- [Task]:
Extract the listing below in full, unchanged.

- [Stored records]:
····················

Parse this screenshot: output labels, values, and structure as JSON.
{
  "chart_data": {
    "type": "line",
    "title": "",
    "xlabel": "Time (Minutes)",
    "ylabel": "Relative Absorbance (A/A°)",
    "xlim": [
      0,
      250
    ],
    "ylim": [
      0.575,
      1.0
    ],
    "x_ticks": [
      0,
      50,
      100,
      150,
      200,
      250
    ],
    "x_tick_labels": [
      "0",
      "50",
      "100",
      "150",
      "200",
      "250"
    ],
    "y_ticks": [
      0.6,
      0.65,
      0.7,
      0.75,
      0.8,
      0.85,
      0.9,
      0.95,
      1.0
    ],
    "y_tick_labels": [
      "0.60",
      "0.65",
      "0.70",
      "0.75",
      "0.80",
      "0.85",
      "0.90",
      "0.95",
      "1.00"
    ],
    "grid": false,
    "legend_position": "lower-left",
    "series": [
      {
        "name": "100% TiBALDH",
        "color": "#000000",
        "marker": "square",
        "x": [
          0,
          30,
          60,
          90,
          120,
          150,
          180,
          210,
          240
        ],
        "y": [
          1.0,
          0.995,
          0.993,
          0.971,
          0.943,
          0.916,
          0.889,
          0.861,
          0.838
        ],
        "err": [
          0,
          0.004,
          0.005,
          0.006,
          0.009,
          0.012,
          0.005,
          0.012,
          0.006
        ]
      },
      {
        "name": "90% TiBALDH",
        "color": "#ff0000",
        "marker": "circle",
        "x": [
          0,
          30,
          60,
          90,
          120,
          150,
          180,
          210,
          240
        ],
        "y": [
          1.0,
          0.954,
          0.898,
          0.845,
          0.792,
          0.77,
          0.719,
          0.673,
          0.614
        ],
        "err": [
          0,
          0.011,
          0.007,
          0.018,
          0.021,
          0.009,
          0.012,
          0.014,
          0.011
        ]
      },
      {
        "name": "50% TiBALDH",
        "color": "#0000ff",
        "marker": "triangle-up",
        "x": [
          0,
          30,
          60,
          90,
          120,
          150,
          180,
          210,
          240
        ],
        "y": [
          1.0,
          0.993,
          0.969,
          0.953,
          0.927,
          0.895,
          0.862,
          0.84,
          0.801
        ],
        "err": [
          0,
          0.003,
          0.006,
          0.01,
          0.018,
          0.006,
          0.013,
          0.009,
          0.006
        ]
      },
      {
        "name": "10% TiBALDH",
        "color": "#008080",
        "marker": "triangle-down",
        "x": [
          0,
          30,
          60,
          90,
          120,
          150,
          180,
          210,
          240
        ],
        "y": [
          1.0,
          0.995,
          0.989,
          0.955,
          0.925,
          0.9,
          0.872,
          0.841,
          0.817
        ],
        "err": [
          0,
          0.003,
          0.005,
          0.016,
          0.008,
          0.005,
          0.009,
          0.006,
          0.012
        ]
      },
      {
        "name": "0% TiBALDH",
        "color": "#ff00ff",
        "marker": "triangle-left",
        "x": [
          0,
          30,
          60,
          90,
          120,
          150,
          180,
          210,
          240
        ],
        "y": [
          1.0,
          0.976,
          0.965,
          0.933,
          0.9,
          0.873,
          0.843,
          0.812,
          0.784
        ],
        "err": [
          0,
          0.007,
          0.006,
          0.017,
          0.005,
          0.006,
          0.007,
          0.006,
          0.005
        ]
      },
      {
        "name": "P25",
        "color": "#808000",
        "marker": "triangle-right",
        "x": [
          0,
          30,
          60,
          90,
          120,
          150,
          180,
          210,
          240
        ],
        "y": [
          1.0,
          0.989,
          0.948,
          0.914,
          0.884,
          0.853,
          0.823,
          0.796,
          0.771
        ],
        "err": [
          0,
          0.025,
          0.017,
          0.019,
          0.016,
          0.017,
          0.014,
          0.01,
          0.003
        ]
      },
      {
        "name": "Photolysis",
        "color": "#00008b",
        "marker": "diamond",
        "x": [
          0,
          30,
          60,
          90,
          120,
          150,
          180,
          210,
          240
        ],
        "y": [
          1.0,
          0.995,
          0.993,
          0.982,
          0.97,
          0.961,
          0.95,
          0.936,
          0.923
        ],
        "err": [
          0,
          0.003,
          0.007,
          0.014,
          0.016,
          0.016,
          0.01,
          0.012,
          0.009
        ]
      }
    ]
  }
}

····················

- [Written solution]:
Parse this screenshot: output labels, values, and structure as JSON.
{
  "chart_data": {
    "type": "line",
    "title": "",
    "xlabel": "Time (Minutes)",
    "ylabel": "Relative Absorbance (A/A°)",
    "xlim": [
      0,
      250
    ],
    "ylim": [
      0.575,
      1.0
    ],
    "x_ticks": [
      0,
      50,
      100,
      150,
      200,
      250
    ],
    "x_tick_labels": [
      "0",
      "50",
      "100",
      "150",
      "200",
      "250"
    ],
    "y_ticks": [
      0.6,
      0.65,
      0.7,
      0.75,
      0.8,
      0.85,
      0.9,
      0.95,
      1.0
    ],
    "y_tick_labels": [
      "0.60",
      "0.65",
      "0.70",
      "0.75",
      "0.80",
      "0.85",
      "0.90",
      "0.95",
      "1.00"
    ],
    "grid": false,
    "legend_position": "lower-left",
    "series": [
      {
        "name": "100% TiBALDH",
        "color": "#000000",
        "marker": "square",
        "x": [
          0,
          30,
          60,
          90,
          120,
          150,
          180,
          210,
          240
        ],
        "y": [
          1.0,
          0.995,
          0.993,
          0.971,
          0.943,
          0.916,
          0.889,
          0.861,
          0.838
        ],
        "err": [
          0,
          0.004,
          0.005,
          0.006,
          0.009,
          0.012,
          0.005,
          0.012,
          0.006
        ]
      },
      {
        "name": "90% TiBALDH",
        "color": "#ff0000",
        "marker": "circle",
        "x": [
          0,
          30,
          60,
          90,
          120,
          150,
          180,
          210,
          240
        ],
        "y": [
          1.0,
          0.954,
          0.898,
          0.845,
          0.792,
          0.77,
          0.719,
          0.673,
          0.614
        ],
        "err": [
          0,
          0.011,
          0.007,
          0.018,
          0.021,
          0.009,
          0.012,
          0.014,
          0.011
        ]
      },
      {
        "name": "50% TiBALDH",
        "color": "#0000ff",
        "marker": "triangle-up",
        "x": [
          0,
          30,
          60,
          90,
          120,
          150,
          180,
          210,
          240
        ],
        "y": [
          1.0,
          0.993,
          0.969,
          0.953,
          0.927,
          0.895,
          0.862,
          0.84,
          0.801
        ],
        "err": [
          0,
          0.003,
          0.006,
          0.01,
          0.018,
          0.006,
          0.013,
          0.009,
          0.006
        ]
      },
      {
        "name": "10% TiBALDH",
        "color": "#008080",
        "marker": "triangle-down",
        "x": [
          0,
          30,
          60,
          90,
          120,
          150,
          180,
          210,
          240
        ],
        "y": [
          1.0,
          0.995,
          0.989,
          0.955,
          0.925,
          0.9,
          0.872,
          0.841,
          0.817
        ],
        "err": [
          0,
          0.003,
          0.005,
          0.016,
          0.008,
          0.005,
          0.009,
          0.006,
          0.012
        ]
      },
      {
        "name": "0% TiBALDH",
        "color": "#ff00ff",
        "marker": "triangle-left",
        "x": [
          0,
          30,
          60,
          90,
          120,
          150,
          180,
          210,
          240
        ],
        "y": [
          1.0,
          0.976,
          0.965,
          0.933,
          0.9,
          0.873,
          0.843,
          0.812,
          0.784
        ],
        "err": [
          0,
          0.007,
          0.006,
          0.017,
          0.005,
          0.006,
          0.007,
          0.006,
          0.005
        ]
      },
      {
        "name": "P25",
        "color": "#808000",
        "marker": "triangle-right",
        "x": [
          0,
          30,
          60,
          90,
          120,
          150,
          180,
          210,
          240
        ],
        "y": [
          1.0,
          0.989,
          0.948,
          0.914,
          0.884,
          0.853,
          0.823,
          0.796,
          0.771
        ],
        "err": [
          0,
          0.025,
          0.017,
          0.019,
          0.016,
          0.017,
          0.014,
          0.01,
          0.003
        ]
      },
      {
        "name": "Photolysis",
        "color": "#00008b",
        "marker": "diamond",
        "x": [
          0,
          30,
          60,
          90,
          120,
          150,
          180,
          210,
          240
        ],
        "y": [
          1.0,
          0.995,
          0.993,
          0.982,
          0.97,
          0.961,
          0.95,
          0.936,
          0.923
        ],
        "err": [
          0,
          0.003,
          0.007,
          0.014,
          0.016,
          0.016,
          0.01,
          0.012,
          0.009
        ]
      }
    ]
  }
}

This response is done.